__Exercise task__
Copy out lines with the word "teco" from the material that follows.

__Data entries__
___
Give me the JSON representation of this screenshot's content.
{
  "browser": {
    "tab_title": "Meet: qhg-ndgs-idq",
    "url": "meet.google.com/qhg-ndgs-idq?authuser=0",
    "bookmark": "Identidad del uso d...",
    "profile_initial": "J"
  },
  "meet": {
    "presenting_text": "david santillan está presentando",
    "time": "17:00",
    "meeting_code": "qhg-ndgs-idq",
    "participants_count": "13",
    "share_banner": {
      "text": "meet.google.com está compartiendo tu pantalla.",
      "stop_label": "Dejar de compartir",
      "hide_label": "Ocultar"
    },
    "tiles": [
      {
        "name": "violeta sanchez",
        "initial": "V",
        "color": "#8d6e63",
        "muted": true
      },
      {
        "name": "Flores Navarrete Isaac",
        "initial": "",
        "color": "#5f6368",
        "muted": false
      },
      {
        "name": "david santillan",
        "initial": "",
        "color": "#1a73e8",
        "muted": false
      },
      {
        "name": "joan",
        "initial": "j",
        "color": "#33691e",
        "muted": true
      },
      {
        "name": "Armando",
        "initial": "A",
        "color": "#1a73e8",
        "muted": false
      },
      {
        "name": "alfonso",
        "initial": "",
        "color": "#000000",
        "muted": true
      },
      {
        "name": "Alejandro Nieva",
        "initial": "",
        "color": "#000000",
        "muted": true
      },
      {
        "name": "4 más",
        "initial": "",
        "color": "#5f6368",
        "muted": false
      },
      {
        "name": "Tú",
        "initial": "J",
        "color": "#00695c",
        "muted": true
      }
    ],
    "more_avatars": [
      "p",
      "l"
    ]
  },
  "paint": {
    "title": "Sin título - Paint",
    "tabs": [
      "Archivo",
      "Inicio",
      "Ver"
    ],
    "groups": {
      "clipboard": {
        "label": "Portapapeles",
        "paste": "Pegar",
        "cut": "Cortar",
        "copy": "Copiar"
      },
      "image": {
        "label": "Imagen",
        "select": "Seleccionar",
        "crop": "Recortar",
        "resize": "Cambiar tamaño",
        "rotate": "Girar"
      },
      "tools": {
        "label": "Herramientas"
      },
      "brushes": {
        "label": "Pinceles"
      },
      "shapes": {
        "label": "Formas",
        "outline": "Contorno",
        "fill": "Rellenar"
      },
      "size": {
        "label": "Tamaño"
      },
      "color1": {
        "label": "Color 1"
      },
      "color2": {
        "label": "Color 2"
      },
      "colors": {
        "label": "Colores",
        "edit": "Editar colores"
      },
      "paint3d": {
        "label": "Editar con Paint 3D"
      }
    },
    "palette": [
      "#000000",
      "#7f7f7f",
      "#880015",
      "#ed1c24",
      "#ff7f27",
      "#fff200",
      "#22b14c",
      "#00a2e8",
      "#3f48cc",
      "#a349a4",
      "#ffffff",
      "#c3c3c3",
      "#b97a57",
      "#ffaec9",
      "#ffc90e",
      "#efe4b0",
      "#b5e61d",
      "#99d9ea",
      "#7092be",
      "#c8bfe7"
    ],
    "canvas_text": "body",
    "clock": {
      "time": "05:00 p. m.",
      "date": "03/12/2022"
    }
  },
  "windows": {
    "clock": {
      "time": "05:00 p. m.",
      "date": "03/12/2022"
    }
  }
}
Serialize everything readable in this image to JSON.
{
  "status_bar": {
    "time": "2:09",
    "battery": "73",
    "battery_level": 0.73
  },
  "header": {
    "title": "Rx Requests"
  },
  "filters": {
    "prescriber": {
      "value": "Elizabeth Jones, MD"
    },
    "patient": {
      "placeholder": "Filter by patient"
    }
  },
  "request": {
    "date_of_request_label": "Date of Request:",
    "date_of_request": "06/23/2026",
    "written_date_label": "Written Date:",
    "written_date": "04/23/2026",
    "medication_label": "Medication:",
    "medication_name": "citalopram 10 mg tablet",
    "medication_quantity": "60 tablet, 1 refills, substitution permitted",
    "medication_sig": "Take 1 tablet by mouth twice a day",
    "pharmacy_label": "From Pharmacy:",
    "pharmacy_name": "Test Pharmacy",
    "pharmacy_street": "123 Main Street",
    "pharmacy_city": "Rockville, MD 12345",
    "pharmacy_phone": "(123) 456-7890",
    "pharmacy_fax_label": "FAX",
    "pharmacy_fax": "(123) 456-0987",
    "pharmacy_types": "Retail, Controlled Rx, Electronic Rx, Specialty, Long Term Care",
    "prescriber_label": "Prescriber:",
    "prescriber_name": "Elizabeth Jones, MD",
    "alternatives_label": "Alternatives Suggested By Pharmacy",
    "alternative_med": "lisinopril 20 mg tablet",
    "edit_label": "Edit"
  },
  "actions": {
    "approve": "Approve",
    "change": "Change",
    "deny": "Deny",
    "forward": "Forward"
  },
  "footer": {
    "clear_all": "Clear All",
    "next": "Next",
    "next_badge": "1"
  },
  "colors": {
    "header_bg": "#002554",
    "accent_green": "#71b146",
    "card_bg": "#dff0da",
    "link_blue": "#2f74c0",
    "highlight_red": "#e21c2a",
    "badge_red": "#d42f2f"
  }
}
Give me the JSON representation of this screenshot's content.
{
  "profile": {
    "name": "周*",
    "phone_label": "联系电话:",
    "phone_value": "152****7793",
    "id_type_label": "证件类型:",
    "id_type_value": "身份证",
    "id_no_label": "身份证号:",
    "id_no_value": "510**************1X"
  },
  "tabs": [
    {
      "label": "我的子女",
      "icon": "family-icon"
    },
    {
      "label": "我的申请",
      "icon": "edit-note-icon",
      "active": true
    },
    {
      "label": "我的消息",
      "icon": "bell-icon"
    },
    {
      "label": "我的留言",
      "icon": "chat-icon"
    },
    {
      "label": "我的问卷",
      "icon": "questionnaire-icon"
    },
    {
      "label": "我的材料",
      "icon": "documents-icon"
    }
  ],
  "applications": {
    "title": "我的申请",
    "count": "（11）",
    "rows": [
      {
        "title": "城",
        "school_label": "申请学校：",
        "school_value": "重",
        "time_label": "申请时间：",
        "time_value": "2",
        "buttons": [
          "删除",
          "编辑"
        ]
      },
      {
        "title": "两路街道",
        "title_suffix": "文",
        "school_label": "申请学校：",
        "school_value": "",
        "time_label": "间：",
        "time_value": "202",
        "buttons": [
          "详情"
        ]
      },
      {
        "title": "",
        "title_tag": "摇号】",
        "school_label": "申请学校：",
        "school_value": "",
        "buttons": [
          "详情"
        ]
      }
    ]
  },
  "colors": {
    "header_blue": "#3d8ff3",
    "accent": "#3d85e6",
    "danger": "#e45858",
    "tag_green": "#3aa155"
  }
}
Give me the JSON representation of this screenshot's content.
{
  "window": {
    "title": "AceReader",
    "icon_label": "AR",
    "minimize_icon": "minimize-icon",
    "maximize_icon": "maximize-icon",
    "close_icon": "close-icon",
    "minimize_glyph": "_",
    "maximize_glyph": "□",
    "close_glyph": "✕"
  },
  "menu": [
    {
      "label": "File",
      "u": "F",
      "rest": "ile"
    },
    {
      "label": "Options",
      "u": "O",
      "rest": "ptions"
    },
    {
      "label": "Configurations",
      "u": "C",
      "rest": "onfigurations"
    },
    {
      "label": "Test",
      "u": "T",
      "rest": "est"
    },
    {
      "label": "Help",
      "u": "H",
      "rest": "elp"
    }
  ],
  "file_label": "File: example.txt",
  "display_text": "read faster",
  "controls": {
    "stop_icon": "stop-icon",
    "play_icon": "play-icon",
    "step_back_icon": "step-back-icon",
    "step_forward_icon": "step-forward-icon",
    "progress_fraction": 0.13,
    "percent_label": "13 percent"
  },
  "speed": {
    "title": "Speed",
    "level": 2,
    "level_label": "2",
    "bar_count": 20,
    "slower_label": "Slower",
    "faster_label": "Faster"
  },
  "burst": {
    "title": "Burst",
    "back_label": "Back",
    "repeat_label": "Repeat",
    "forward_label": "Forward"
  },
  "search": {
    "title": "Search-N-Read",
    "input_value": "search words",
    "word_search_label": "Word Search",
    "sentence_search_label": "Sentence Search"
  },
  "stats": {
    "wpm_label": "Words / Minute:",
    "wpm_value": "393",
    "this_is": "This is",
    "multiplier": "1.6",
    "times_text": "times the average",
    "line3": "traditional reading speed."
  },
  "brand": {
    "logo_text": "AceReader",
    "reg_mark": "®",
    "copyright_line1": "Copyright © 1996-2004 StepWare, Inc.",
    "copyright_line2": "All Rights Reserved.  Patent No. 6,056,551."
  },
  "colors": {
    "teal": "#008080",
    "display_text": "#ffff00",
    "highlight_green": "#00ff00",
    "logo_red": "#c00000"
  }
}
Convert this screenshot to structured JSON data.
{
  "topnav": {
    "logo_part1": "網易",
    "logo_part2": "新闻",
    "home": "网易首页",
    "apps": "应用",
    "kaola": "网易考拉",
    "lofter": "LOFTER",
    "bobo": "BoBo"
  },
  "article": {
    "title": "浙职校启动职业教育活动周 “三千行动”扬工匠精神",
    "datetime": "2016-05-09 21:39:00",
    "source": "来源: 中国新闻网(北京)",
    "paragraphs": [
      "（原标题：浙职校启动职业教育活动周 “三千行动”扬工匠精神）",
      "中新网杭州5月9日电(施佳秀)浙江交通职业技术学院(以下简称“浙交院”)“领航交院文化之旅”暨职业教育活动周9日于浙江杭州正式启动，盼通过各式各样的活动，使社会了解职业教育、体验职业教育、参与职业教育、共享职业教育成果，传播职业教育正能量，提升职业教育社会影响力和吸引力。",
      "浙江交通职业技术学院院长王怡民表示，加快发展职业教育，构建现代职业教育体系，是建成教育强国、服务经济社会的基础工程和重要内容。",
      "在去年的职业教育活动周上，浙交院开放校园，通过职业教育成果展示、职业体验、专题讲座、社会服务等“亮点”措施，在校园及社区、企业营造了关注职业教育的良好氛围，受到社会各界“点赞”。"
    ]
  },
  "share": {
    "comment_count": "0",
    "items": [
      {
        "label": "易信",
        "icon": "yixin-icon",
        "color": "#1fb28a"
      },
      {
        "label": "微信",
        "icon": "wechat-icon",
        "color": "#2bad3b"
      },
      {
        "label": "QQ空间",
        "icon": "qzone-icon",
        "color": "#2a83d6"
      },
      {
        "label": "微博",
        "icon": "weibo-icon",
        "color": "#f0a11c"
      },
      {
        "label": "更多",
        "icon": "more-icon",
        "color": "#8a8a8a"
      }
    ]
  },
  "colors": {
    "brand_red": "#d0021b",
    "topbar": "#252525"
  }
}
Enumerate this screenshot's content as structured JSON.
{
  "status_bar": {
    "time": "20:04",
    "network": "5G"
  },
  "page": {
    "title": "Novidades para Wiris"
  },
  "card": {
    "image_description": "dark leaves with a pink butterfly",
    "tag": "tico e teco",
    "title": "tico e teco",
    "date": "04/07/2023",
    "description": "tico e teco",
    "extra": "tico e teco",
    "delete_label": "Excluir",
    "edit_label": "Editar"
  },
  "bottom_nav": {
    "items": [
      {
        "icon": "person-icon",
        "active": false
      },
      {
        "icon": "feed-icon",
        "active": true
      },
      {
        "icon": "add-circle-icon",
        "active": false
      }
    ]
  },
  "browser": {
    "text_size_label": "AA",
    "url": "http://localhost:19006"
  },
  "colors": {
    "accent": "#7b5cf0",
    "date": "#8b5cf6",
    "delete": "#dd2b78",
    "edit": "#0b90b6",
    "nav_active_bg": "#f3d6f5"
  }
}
___
__Final result__
    "tag": "tico e teco",
    "title": "tico e teco",
    "description": "tico e teco",
    "extra": "tico e teco",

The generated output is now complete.